Retype the whole listing below, character for character.
============================================================
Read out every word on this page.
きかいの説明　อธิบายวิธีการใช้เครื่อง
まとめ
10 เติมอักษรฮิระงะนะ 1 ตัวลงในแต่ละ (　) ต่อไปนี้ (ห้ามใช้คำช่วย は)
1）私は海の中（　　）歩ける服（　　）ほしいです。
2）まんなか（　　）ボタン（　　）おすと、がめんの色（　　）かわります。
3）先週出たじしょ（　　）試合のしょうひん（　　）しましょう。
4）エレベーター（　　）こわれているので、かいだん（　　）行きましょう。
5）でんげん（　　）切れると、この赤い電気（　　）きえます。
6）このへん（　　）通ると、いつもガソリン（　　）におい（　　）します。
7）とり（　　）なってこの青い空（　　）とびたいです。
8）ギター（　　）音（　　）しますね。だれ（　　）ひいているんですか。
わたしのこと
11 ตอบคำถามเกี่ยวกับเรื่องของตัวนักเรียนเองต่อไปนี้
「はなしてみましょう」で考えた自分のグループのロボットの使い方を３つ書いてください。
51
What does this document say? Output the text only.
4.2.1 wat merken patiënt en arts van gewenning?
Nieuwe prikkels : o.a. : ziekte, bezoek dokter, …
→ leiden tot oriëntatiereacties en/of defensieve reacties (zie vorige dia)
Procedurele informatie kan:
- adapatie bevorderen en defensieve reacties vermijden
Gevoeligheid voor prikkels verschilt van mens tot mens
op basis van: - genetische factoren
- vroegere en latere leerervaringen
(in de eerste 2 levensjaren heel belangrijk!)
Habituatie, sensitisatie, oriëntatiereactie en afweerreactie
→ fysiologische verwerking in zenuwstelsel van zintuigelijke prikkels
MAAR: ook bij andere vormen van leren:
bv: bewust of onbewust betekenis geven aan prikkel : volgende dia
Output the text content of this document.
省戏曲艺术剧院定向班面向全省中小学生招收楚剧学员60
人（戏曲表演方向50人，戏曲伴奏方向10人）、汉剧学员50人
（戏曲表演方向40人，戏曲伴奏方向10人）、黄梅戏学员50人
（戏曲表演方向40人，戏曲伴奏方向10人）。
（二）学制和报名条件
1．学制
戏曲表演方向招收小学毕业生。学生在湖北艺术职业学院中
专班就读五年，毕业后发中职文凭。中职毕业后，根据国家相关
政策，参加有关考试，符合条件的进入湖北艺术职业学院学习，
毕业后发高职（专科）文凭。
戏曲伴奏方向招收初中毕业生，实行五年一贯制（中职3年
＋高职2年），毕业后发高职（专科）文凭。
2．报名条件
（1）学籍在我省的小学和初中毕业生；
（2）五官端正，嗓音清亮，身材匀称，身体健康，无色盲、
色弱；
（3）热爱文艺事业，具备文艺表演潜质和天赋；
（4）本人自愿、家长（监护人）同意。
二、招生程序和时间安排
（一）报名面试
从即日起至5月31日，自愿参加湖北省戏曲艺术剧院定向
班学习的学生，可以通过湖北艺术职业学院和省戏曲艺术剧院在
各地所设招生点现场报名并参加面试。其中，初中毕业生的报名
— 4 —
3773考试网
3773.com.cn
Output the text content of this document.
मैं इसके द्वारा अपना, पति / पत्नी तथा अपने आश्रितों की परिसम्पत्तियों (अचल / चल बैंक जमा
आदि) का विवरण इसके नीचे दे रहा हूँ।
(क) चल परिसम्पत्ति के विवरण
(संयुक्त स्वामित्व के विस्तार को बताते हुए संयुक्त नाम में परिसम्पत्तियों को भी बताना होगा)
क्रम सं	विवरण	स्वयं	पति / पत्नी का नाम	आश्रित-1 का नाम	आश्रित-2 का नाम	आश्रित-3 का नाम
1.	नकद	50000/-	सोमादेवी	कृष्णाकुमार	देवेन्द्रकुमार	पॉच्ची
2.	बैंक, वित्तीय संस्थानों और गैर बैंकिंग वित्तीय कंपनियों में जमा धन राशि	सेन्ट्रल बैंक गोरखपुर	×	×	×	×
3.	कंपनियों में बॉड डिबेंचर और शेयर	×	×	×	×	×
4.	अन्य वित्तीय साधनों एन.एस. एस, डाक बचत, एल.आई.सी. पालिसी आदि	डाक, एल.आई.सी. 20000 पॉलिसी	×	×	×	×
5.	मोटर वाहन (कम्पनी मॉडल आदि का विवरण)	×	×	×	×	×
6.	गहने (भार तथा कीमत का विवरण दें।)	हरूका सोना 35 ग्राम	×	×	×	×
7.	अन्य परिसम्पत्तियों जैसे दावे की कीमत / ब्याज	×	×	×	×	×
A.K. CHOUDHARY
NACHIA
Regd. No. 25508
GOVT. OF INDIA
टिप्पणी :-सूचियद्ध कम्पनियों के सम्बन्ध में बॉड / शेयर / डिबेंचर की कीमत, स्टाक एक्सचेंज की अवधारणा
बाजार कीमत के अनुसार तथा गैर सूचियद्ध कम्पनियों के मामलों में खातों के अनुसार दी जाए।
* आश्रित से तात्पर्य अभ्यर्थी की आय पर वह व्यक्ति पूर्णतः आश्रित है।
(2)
============================================================
**The solution**
Read out every word on this page.
きかいの説明　อธิบายวิธีการใช้เครื่อง
まとめ
10 เติมอักษรฮิระงะนะ 1 ตัวลงในแต่ละ (　) ต่อไปนี้ (ห้ามใช้คำช่วย は)
1）私は海の中（　　）歩ける服（　　）ほしいです。
2）まんなか（　　）ボタン（　　）おすと、がめんの色（　　）かわります。
3）先週出たじしょ（　　）試合のしょうひん（　　）しましょう。
4）エレベーター（　　）こわれているので、かいだん（　　）行きましょう。
5）でんげん（　　）切れると、この赤い電気（　　）きえます。
6）このへん（　　）通ると、いつもガソリン（　　）におい（　　）します。
7）とり（　　）なってこの青い空（　　）とびたいです。
8）ギター（　　）音（　　）しますね。だれ（　　）ひいているんですか。
わたしのこと
11 ตอบคำถามเกี่ยวกับเรื่องของตัวนักเรียนเองต่อไปนี้
「はなしてみましょう」で考えた自分のグループのロボットの使い方を３つ書いてください。
51
What does this document say? Output the text only.
4.2.1 wat merken patiënt en arts van gewenning?
Nieuwe prikkels : o.a. : ziekte, bezoek dokter, …
→ leiden tot oriëntatiereacties en/of defensieve reacties (zie vorige dia)
Procedurele informatie kan:
- adapatie bevorderen en defensieve reacties vermijden
Gevoeligheid voor prikkels verschilt van mens tot mens
op basis van: - genetische factoren
- vroegere en latere leerervaringen
(in de eerste 2 levensjaren heel belangrijk!)
Habituatie, sensitisatie, oriëntatiereactie en afweerreactie
→ fysiologische verwerking in zenuwstelsel van zintuigelijke prikkels
MAAR: ook bij andere vormen van leren:
bv: bewust of onbewust betekenis geven aan prikkel : volgende dia
Output the text content of this document.
省戏曲艺术剧院定向班面向全省中小学生招收楚剧学员60
人（戏曲表演方向50人，戏曲伴奏方向10人）、汉剧学员50人
（戏曲表演方向40人，戏曲伴奏方向10人）、黄梅戏学员50人
（戏曲表演方向40人，戏曲伴奏方向10人）。
（二）学制和报名条件
1．学制
戏曲表演方向招收小学毕业生。学生在湖北艺术职业学院中
专班就读五年，毕业后发中职文凭。中职毕业后，根据国家相关
政策，参加有关考试，符合条件的进入湖北艺术职业学院学习，
毕业后发高职（专科）文凭。
戏曲伴奏方向招收初中毕业生，实行五年一贯制（中职3年
＋高职2年），毕业后发高职（专科）文凭。
2．报名条件
（1）学籍在我省的小学和初中毕业生；
（2）五官端正，嗓音清亮，身材匀称，身体健康，无色盲、
色弱；
（3）热爱文艺事业，具备文艺表演潜质和天赋；
（4）本人自愿、家长（监护人）同意。
二、招生程序和时间安排
（一）报名面试
从即日起至5月31日，自愿参加湖北省戏曲艺术剧院定向
班学习的学生，可以通过湖北艺术职业学院和省戏曲艺术剧院在
各地所设招生点现场报名并参加面试。其中，初中毕业生的报名
— 4 —
3773考试网
3773.com.cn
Output the text content of this document.
मैं इसके द्वारा अपना, पति / पत्नी तथा अपने आश्रितों की परिसम्पत्तियों (अचल / चल बैंक जमा
आदि) का विवरण इसके नीचे दे रहा हूँ।
(क) चल परिसम्पत्ति के विवरण
(संयुक्त स्वामित्व के विस्तार को बताते हुए संयुक्त नाम में परिसम्पत्तियों को भी बताना होगा)
क्रम सं	विवरण	स्वयं	पति / पत्नी का नाम	आश्रित-1 का नाम	आश्रित-2 का नाम	आश्रित-3 का नाम
1.	नकद	50000/-	सोमादेवी	कृष्णाकुमार	देवेन्द्रकुमार	पॉच्ची
2.	बैंक, वित्तीय संस्थानों और गैर बैंकिंग वित्तीय कंपनियों में जमा धन राशि	सेन्ट्रल बैंक गोरखपुर	×	×	×	×
3.	कंपनियों में बॉड डिबेंचर और शेयर	×	×	×	×	×
4.	अन्य वित्तीय साधनों एन.एस. एस, डाक बचत, एल.आई.सी. पालिसी आदि	डाक, एल.आई.सी. 20000 पॉलिसी	×	×	×	×
5.	मोटर वाहन (कम्पनी मॉडल आदि का विवरण)	×	×	×	×	×
6.	गहने (भार तथा कीमत का विवरण दें।)	हरूका सोना 35 ग्राम	×	×	×	×
7.	अन्य परिसम्पत्तियों जैसे दावे की कीमत / ब्याज	×	×	×	×	×
A.K. CHOUDHARY
NACHIA
Regd. No. 25508
GOVT. OF INDIA
टिप्पणी :-सूचियद्ध कम्पनियों के सम्बन्ध में बॉड / शेयर / डिबेंचर की कीमत, स्टाक एक्सचेंज की अवधारणा
बाजार कीमत के अनुसार तथा गैर सूचियद्ध कम्पनियों के मामलों में खातों के अनुसार दी जाए।
* आश्रित से तात्पर्य अभ्यर्थी की आय पर वह व्यक्ति पूर्णतः आश्रित है।
(2)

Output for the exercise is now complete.